INFORMATION SUPPLIED
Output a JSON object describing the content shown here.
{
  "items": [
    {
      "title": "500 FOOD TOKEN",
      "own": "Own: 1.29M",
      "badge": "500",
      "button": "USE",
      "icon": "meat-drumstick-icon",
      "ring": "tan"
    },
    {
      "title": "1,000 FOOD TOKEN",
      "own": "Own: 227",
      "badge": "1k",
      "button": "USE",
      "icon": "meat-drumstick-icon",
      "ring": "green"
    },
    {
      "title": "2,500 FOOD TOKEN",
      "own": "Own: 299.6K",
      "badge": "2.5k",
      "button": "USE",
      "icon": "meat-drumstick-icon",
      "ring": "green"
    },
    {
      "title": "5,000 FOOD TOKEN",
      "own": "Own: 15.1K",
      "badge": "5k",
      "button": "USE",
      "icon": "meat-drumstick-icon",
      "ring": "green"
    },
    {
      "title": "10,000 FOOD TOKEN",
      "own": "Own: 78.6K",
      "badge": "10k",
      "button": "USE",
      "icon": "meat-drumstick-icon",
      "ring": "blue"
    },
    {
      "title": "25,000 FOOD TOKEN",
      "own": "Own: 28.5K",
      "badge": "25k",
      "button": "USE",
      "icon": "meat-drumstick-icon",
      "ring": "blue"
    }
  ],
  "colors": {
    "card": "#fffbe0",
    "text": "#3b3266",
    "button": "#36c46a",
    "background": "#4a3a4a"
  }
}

GIVEN PROBLEM
Reproduce the full listing exactly.

WRITTEN REPLY
Output a JSON object describing the content shown here.
{
  "items": [
    {
      "title": "500 FOOD TOKEN",
      "own": "Own: 1.29M",
      "badge": "500",
      "button": "USE",
      "icon": "meat-drumstick-icon",
      "ring": "tan"
    },
    {
      "title": "1,000 FOOD TOKEN",
      "own": "Own: 227",
      "badge": "1k",
      "button": "USE",
      "icon": "meat-drumstick-icon",
      "ring": "green"
    },
    {
      "title": "2,500 FOOD TOKEN",
      "own": "Own: 299.6K",
      "badge": "2.5k",
      "button": "USE",
      "icon": "meat-drumstick-icon",
      "ring": "green"
    },
    {
      "title": "5,000 FOOD TOKEN",
      "own": "Own: 15.1K",
      "badge": "5k",
      "button": "USE",
      "icon": "meat-drumstick-icon",
      "ring": "green"
    },
    {
      "title": "10,000 FOOD TOKEN",
      "own": "Own: 78.6K",
      "badge": "10k",
      "button": "USE",
      "icon": "meat-drumstick-icon",
      "ring": "blue"
    },
    {
      "title": "25,000 FOOD TOKEN",
      "own": "Own: 28.5K",
      "badge": "25k",
      "button": "USE",
      "icon": "meat-drumstick-icon",
      "ring": "blue"
    }
  ],
  "colors": {
    "card": "#fffbe0",
    "text": "#3b3266",
    "button": "#36c46a",
    "background": "#4a3a4a"
  }
}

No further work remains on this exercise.